[Collected data entries]
%%

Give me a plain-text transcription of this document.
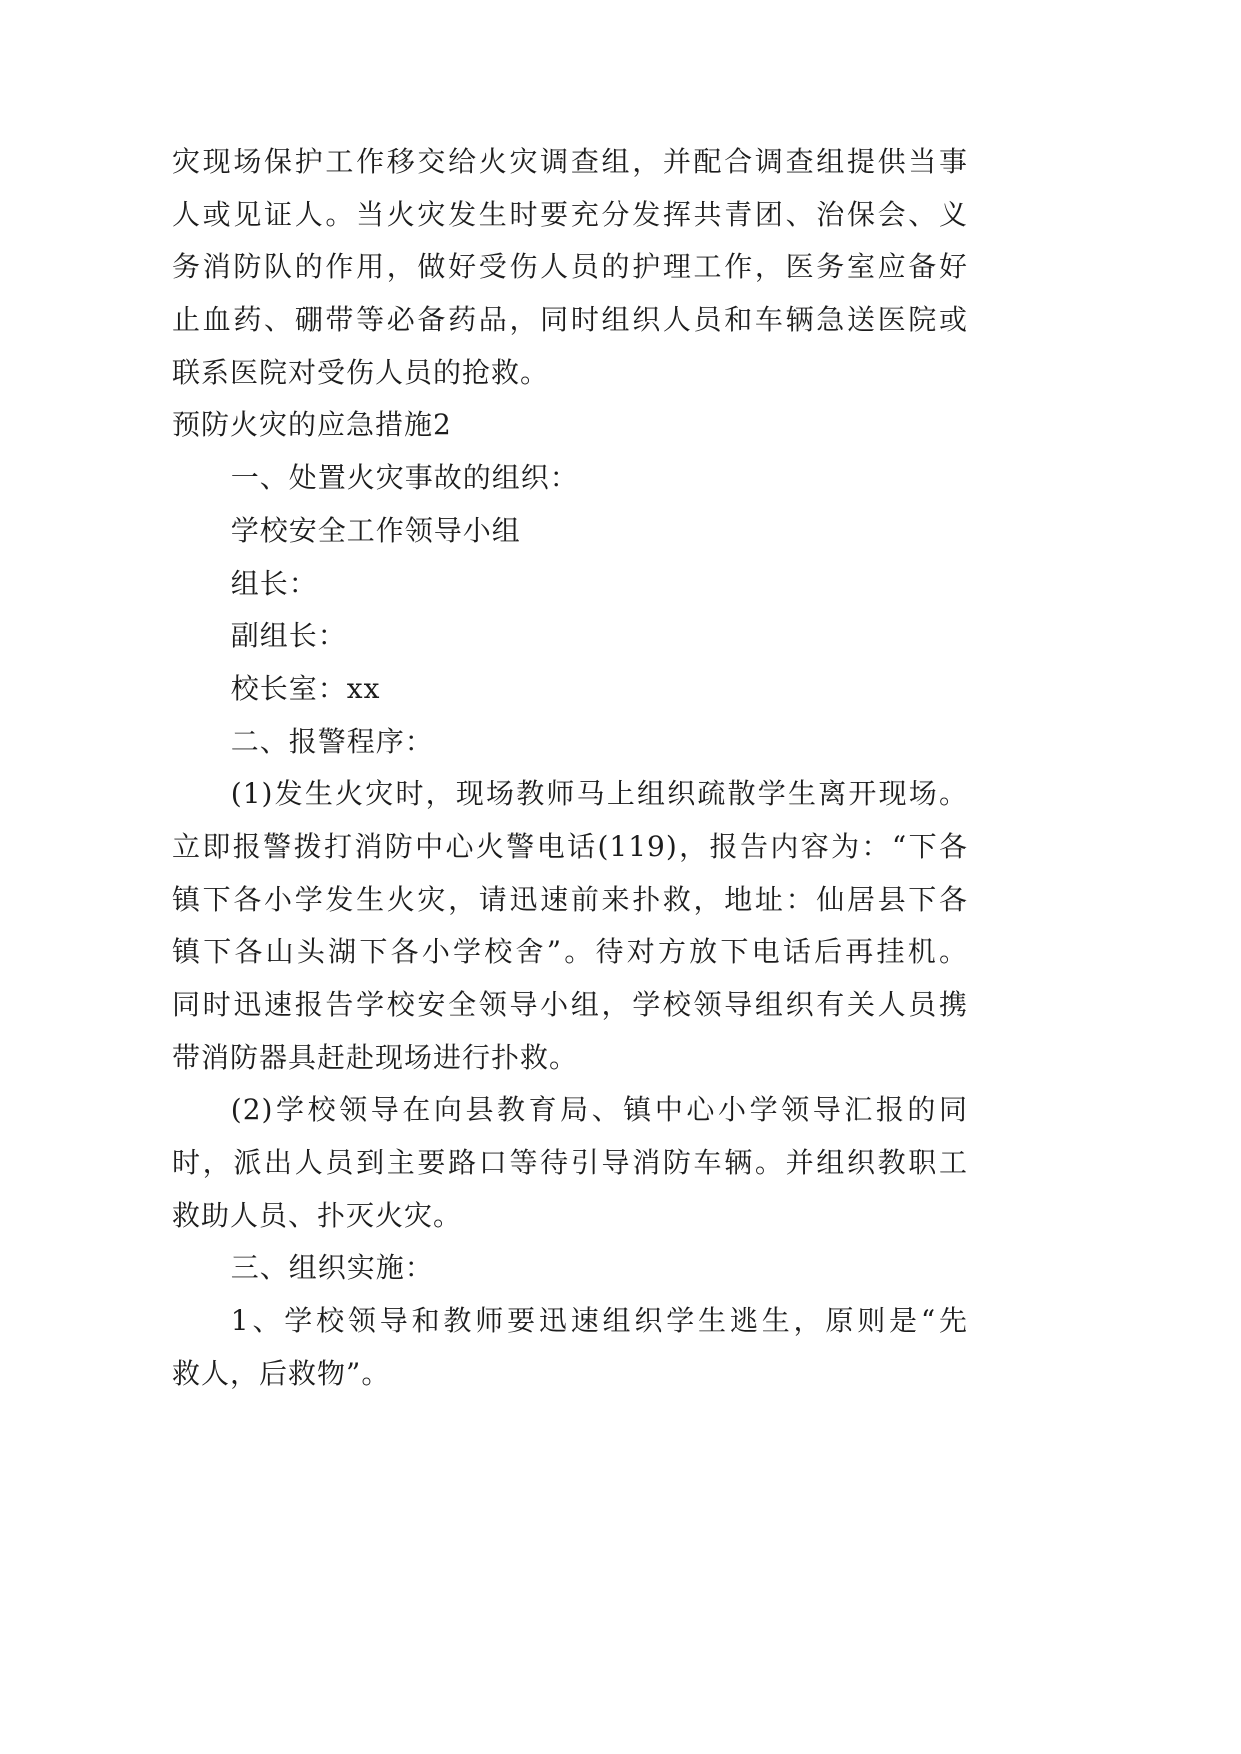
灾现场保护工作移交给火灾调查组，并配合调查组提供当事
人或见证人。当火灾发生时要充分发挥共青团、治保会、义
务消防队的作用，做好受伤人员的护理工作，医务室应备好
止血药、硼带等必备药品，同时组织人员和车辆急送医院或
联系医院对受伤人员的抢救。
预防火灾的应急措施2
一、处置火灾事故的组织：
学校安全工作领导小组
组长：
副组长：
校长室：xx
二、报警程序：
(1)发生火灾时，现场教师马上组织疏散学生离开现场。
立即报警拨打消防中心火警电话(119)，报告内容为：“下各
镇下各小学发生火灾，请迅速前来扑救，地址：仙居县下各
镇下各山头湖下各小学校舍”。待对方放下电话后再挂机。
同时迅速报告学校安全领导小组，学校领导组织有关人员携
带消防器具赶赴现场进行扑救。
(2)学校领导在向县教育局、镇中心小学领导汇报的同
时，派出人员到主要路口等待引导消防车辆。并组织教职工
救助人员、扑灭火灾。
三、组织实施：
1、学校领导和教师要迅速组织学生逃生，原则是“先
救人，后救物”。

%%

● THE TASK: Write the listing out a second time exactly, dropping all images.

● FINISHED TASK:
Give me a plain-text transcription of this document.
灾现场保护工作移交给火灾调查组，并配合调查组提供当事
人或见证人。当火灾发生时要充分发挥共青团、治保会、义
务消防队的作用，做好受伤人员的护理工作，医务室应备好
止血药、硼带等必备药品，同时组织人员和车辆急送医院或
联系医院对受伤人员的抢救。
预防火灾的应急措施2
一、处置火灾事故的组织：
学校安全工作领导小组
组长：
副组长：
校长室：xx
二、报警程序：
(1)发生火灾时，现场教师马上组织疏散学生离开现场。
立即报警拨打消防中心火警电话(119)，报告内容为：“下各
镇下各小学发生火灾，请迅速前来扑救，地址：仙居县下各
镇下各山头湖下各小学校舍”。待对方放下电话后再挂机。
同时迅速报告学校安全领导小组，学校领导组织有关人员携
带消防器具赶赴现场进行扑救。
(2)学校领导在向县教育局、镇中心小学领导汇报的同
时，派出人员到主要路口等待引导消防车辆。并组织教职工
救助人员、扑灭火灾。
三、组织实施：
1、学校领导和教师要迅速组织学生逃生，原则是“先
救人，后救物”。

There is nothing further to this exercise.